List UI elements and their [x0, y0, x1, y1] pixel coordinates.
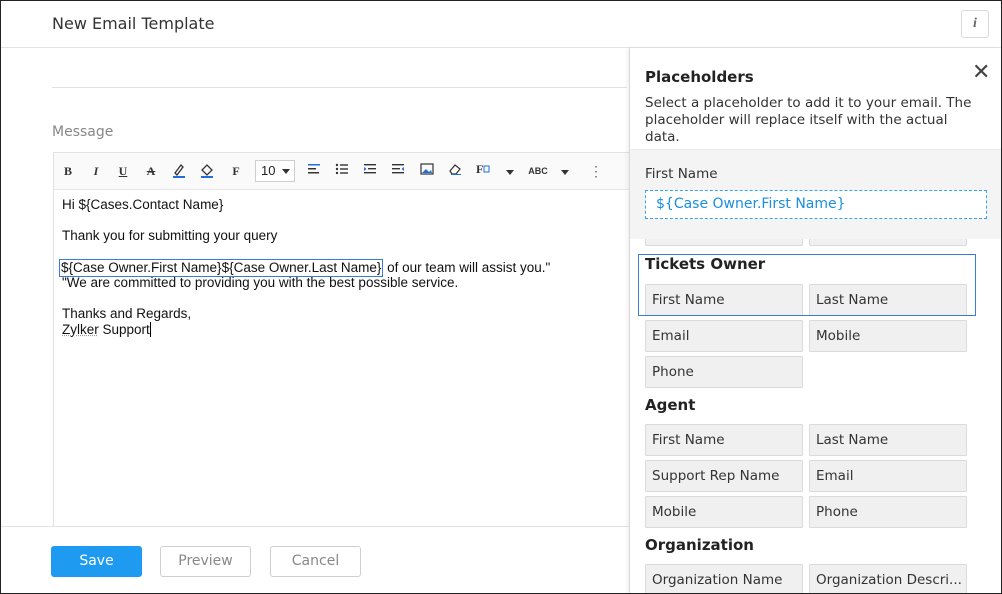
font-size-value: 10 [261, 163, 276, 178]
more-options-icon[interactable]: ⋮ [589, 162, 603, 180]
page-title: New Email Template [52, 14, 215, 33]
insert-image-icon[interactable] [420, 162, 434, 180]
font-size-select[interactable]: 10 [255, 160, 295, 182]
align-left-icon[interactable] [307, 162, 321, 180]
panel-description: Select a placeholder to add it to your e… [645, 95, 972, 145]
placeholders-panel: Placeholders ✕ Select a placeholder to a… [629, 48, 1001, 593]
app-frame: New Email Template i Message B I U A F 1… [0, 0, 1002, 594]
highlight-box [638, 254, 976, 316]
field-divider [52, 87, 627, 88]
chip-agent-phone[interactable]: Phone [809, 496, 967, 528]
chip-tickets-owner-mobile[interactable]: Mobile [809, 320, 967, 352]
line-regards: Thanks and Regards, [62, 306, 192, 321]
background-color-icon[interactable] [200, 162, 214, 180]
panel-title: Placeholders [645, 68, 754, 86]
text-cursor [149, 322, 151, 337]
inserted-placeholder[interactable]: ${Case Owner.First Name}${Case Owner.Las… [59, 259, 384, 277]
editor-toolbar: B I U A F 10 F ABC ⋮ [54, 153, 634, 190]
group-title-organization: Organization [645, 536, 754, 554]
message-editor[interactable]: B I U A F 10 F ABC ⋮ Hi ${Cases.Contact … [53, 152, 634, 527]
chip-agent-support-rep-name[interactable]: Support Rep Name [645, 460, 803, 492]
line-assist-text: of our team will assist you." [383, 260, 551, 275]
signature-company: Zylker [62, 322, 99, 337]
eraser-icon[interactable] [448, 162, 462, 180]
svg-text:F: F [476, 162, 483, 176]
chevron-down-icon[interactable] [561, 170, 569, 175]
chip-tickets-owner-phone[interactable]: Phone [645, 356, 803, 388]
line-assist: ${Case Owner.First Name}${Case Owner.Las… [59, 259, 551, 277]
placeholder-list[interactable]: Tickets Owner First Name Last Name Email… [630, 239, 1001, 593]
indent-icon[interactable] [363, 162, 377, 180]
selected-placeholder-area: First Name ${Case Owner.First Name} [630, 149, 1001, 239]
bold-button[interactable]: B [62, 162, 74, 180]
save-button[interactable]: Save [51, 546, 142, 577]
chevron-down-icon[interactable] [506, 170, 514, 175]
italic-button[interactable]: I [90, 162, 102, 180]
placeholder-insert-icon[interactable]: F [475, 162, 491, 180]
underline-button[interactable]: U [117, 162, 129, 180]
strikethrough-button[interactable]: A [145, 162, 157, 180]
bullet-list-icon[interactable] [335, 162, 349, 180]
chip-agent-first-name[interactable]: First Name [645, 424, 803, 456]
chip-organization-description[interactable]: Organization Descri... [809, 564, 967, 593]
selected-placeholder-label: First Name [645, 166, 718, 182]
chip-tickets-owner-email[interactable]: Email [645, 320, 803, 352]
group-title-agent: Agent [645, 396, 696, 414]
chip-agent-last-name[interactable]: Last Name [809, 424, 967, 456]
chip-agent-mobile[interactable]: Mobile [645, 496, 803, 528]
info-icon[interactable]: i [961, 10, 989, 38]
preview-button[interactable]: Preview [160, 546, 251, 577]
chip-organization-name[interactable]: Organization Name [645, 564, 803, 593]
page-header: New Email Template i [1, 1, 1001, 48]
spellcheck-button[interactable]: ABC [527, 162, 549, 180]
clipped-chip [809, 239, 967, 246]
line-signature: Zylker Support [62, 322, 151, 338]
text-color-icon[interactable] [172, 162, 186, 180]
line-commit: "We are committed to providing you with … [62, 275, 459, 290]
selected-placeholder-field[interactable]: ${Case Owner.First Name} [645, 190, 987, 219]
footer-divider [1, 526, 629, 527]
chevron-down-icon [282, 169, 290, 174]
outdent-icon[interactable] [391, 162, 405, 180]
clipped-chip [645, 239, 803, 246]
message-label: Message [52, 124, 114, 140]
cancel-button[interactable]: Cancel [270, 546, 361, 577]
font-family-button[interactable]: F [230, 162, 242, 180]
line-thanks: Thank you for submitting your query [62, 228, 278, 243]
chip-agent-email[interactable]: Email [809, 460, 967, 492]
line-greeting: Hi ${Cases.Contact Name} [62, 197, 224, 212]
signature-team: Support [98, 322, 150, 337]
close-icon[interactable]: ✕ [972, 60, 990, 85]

= = = =

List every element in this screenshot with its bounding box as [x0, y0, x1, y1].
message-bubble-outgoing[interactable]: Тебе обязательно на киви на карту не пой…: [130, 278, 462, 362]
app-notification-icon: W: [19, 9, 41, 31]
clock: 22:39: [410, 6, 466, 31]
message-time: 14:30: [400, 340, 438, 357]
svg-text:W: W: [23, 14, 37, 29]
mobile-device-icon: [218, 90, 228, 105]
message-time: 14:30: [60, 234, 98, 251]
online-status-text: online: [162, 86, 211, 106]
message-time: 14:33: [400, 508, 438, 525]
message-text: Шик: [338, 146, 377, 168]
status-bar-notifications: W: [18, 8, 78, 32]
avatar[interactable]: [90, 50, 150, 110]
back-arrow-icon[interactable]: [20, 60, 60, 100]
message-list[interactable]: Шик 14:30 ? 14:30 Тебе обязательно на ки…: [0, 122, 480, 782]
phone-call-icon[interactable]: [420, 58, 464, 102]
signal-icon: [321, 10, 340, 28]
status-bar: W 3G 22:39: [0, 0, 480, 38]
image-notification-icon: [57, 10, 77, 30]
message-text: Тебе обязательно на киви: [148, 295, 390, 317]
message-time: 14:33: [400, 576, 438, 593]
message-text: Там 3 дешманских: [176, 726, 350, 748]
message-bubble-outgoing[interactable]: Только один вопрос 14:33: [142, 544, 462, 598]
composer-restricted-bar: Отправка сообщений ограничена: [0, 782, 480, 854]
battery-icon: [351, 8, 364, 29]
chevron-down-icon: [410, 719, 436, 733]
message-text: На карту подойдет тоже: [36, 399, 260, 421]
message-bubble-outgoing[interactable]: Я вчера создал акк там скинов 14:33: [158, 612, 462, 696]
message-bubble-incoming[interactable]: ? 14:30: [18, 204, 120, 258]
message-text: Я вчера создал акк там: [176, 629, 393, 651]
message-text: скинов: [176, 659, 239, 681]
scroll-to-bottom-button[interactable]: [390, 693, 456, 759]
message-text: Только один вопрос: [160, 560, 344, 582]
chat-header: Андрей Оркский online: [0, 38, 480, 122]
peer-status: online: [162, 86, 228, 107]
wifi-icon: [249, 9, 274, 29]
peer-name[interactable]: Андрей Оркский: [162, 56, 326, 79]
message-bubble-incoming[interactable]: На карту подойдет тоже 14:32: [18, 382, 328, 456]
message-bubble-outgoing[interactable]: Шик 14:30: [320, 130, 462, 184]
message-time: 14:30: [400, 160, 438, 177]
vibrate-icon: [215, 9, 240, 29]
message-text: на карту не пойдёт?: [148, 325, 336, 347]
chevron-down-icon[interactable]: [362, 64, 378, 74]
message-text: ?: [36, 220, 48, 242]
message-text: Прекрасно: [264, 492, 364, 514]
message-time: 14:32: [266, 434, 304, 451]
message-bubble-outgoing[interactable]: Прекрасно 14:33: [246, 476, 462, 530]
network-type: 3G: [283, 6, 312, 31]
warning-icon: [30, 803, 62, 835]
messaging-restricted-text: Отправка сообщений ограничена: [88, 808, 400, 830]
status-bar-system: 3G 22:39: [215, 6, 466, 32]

= = = =

The exercise:
Copy the lines from the one containing "List every element" up to and including the one containing "message-bubble-outgoing[interactable]: Только один". Substitute "back-button" for "back-arrow-icon" and change nothing else.

Finished task:
List every element in this screenshot with its bounding box as [x0, y0, x1, y1].
message-bubble-outgoing[interactable]: Тебе обязательно на киви на карту не пой…: [130, 278, 462, 362]
app-notification-icon: W: [19, 9, 41, 31]
clock: 22:39: [410, 6, 466, 31]
message-time: 14:30: [400, 340, 438, 357]
svg-text:W: W: [23, 14, 37, 29]
mobile-device-icon: [218, 90, 228, 105]
message-time: 14:30: [60, 234, 98, 251]
online-status-text: online: [162, 86, 211, 106]
message-time: 14:33: [400, 508, 438, 525]
message-text: Шик: [338, 146, 377, 168]
status-bar-notifications: W: [18, 8, 78, 32]
avatar[interactable]: [90, 50, 150, 110]
back-button[interactable]: [20, 60, 60, 100]
message-list[interactable]: Шик 14:30 ? 14:30 Тебе обязательно на ки…: [0, 122, 480, 782]
phone-call-icon[interactable]: [420, 58, 464, 102]
signal-icon: [321, 10, 340, 28]
status-bar: W 3G 22:39: [0, 0, 480, 38]
image-notification-icon: [57, 10, 77, 30]
message-text: Тебе обязательно на киви: [148, 295, 390, 317]
message-time: 14:33: [400, 576, 438, 593]
message-text: Там 3 дешманских: [176, 726, 350, 748]
message-bubble-outgoing[interactable]: Только один вопрос 14:33: [142, 544, 462, 598]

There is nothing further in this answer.